DATA PROVIDED>
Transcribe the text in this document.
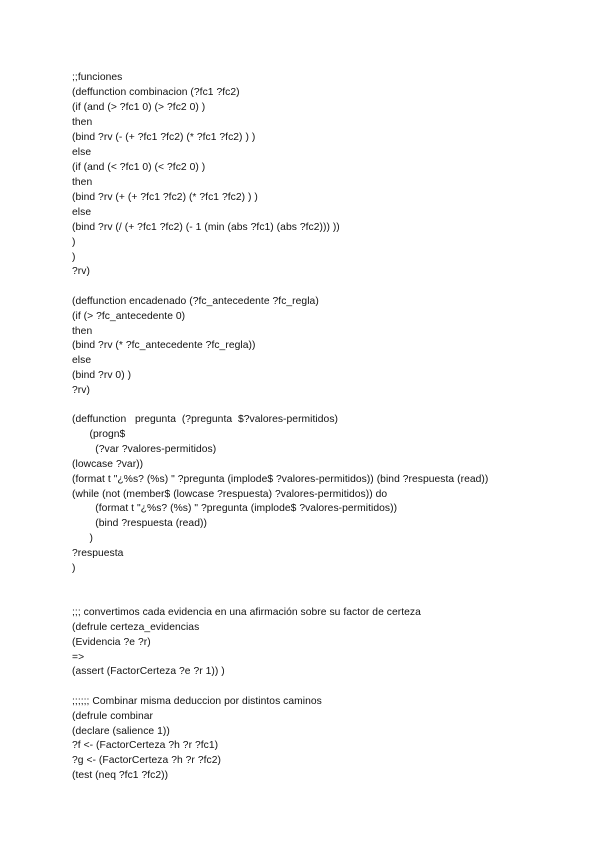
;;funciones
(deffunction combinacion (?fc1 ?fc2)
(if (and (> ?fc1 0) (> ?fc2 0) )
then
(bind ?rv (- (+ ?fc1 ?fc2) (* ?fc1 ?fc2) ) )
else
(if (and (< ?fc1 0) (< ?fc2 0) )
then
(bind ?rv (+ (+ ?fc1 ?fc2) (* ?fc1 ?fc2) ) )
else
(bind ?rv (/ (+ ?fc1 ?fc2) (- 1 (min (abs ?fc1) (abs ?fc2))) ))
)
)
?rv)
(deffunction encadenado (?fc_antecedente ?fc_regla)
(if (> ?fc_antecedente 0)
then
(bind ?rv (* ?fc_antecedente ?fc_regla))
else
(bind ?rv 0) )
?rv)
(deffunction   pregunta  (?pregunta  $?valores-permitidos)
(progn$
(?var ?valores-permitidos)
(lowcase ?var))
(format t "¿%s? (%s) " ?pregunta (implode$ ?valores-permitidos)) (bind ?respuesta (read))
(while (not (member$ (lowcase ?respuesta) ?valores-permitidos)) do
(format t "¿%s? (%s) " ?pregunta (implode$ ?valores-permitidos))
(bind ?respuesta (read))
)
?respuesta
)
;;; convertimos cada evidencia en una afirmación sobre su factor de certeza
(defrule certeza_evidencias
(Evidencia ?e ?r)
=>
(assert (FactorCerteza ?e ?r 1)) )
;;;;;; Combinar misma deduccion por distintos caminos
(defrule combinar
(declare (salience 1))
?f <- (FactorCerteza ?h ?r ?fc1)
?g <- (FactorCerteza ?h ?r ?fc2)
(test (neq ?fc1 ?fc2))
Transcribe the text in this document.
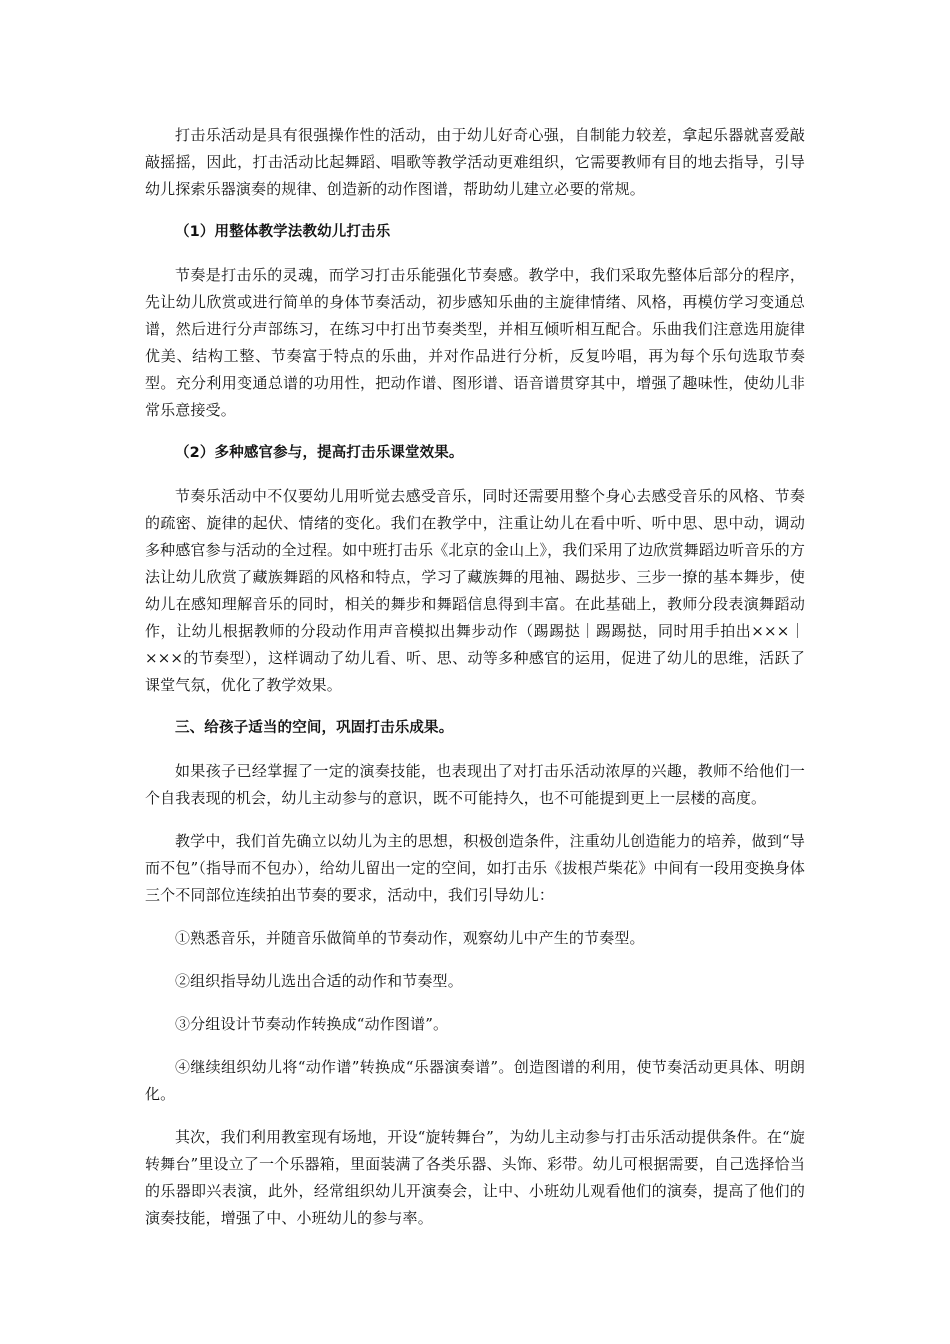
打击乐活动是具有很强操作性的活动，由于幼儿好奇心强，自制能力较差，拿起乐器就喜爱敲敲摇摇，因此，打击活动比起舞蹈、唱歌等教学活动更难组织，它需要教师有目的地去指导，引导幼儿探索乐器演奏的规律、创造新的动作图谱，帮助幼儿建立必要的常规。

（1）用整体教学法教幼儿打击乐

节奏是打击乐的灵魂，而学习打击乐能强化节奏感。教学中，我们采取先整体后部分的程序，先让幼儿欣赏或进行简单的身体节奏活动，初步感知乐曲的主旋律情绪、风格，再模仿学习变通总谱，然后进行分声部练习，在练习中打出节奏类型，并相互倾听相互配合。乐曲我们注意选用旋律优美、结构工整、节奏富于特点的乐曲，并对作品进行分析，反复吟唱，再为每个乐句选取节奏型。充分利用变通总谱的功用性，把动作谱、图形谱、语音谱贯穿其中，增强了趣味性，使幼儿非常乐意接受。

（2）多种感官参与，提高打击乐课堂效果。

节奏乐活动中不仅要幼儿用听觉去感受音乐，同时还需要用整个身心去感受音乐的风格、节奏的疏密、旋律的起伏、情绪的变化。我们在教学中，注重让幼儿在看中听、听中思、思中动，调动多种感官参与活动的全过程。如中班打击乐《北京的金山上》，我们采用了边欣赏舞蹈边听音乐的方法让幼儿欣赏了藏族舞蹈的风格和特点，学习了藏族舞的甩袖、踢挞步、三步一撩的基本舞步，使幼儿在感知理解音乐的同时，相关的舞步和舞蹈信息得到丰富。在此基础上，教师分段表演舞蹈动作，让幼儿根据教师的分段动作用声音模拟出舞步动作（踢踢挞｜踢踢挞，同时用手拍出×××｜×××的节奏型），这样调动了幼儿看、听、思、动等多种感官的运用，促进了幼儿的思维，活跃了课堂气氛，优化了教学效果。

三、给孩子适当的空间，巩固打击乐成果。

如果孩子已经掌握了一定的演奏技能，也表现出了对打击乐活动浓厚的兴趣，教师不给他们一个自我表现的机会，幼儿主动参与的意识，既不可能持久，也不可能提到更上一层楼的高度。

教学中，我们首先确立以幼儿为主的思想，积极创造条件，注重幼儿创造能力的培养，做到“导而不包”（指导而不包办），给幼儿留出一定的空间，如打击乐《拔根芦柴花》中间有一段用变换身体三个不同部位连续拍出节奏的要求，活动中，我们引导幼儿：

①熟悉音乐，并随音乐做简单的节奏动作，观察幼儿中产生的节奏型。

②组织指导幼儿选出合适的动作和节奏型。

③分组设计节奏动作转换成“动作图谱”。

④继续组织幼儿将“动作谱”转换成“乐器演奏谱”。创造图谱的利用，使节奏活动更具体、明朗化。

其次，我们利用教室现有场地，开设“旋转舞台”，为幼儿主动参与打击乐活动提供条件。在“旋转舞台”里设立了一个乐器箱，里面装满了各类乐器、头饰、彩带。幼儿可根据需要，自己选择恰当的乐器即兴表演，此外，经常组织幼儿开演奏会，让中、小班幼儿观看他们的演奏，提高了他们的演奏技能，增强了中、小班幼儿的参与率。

GIVEN REQUEST> Repeat the data in full and exactly. Omit pictures.

FINAL RESULT>
Transcribe the text in this document.
;;funciones
(deffunction combinacion (?fc1 ?fc2)
(if (and (> ?fc1 0) (> ?fc2 0) )
then
(bind ?rv (- (+ ?fc1 ?fc2) (* ?fc1 ?fc2) ) )
else
(if (and (< ?fc1 0) (< ?fc2 0) )
then
(bind ?rv (+ (+ ?fc1 ?fc2) (* ?fc1 ?fc2) ) )
else
(bind ?rv (/ (+ ?fc1 ?fc2) (- 1 (min (abs ?fc1) (abs ?fc2))) ))
)
)
?rv)
(deffunction encadenado (?fc_antecedente ?fc_regla)
(if (> ?fc_antecedente 0)
then
(bind ?rv (* ?fc_antecedente ?fc_regla))
else
(bind ?rv 0) )
?rv)
(deffunction   pregunta  (?pregunta  $?valores-permitidos)
(progn$
(?var ?valores-permitidos)
(lowcase ?var))
(format t "¿%s? (%s) " ?pregunta (implode$ ?valores-permitidos)) (bind ?respuesta (read))
(while (not (member$ (lowcase ?respuesta) ?valores-permitidos)) do
(format t "¿%s? (%s) " ?pregunta (implode$ ?valores-permitidos))
(bind ?respuesta (read))
)
?respuesta
)
;;; convertimos cada evidencia en una afirmación sobre su factor de certeza
(defrule certeza_evidencias
(Evidencia ?e ?r)
=>
(assert (FactorCerteza ?e ?r 1)) )
;;;;;; Combinar misma deduccion por distintos caminos
(defrule combinar
(declare (salience 1))
?f <- (FactorCerteza ?h ?r ?fc1)
?g <- (FactorCerteza ?h ?r ?fc2)
(test (neq ?fc1 ?fc2))
Transcribe the text in this document.
打击乐活动是具有很强操作性的活动，由于幼儿好奇心强，自制能力较差，拿起乐器就喜爱敲敲摇摇，因此，打击活动比起舞蹈、唱歌等教学活动更难组织，它需要教师有目的地去指导，引导幼儿探索乐器演奏的规律、创造新的动作图谱，帮助幼儿建立必要的常规。

（1）用整体教学法教幼儿打击乐

节奏是打击乐的灵魂，而学习打击乐能强化节奏感。教学中，我们采取先整体后部分的程序，先让幼儿欣赏或进行简单的身体节奏活动，初步感知乐曲的主旋律情绪、风格，再模仿学习变通总谱，然后进行分声部练习，在练习中打出节奏类型，并相互倾听相互配合。乐曲我们注意选用旋律优美、结构工整、节奏富于特点的乐曲，并对作品进行分析，反复吟唱，再为每个乐句选取节奏型。充分利用变通总谱的功用性，把动作谱、图形谱、语音谱贯穿其中，增强了趣味性，使幼儿非常乐意接受。

（2）多种感官参与，提高打击乐课堂效果。

节奏乐活动中不仅要幼儿用听觉去感受音乐，同时还需要用整个身心去感受音乐的风格、节奏的疏密、旋律的起伏、情绪的变化。我们在教学中，注重让幼儿在看中听、听中思、思中动，调动多种感官参与活动的全过程。如中班打击乐《北京的金山上》，我们采用了边欣赏舞蹈边听音乐的方法让幼儿欣赏了藏族舞蹈的风格和特点，学习了藏族舞的甩袖、踢挞步、三步一撩的基本舞步，使幼儿在感知理解音乐的同时，相关的舞步和舞蹈信息得到丰富。在此基础上，教师分段表演舞蹈动作，让幼儿根据教师的分段动作用声音模拟出舞步动作（踢踢挞｜踢踢挞，同时用手拍出×××｜×××的节奏型），这样调动了幼儿看、听、思、动等多种感官的运用，促进了幼儿的思维，活跃了课堂气氛，优化了教学效果。

三、给孩子适当的空间，巩固打击乐成果。

如果孩子已经掌握了一定的演奏技能，也表现出了对打击乐活动浓厚的兴趣，教师不给他们一个自我表现的机会，幼儿主动参与的意识，既不可能持久，也不可能提到更上一层楼的高度。

教学中，我们首先确立以幼儿为主的思想，积极创造条件，注重幼儿创造能力的培养，做到“导而不包”（指导而不包办），给幼儿留出一定的空间，如打击乐《拔根芦柴花》中间有一段用变换身体三个不同部位连续拍出节奏的要求，活动中，我们引导幼儿：

①熟悉音乐，并随音乐做简单的节奏动作，观察幼儿中产生的节奏型。

②组织指导幼儿选出合适的动作和节奏型。

③分组设计节奏动作转换成“动作图谱”。

④继续组织幼儿将“动作谱”转换成“乐器演奏谱”。创造图谱的利用，使节奏活动更具体、明朗化。

其次，我们利用教室现有场地，开设“旋转舞台”，为幼儿主动参与打击乐活动提供条件。在“旋转舞台”里设立了一个乐器箱，里面装满了各类乐器、头饰、彩带。幼儿可根据需要，自己选择恰当的乐器即兴表演，此外，经常组织幼儿开演奏会，让中、小班幼儿观看他们的演奏，提高了他们的演奏技能，增强了中、小班幼儿的参与率。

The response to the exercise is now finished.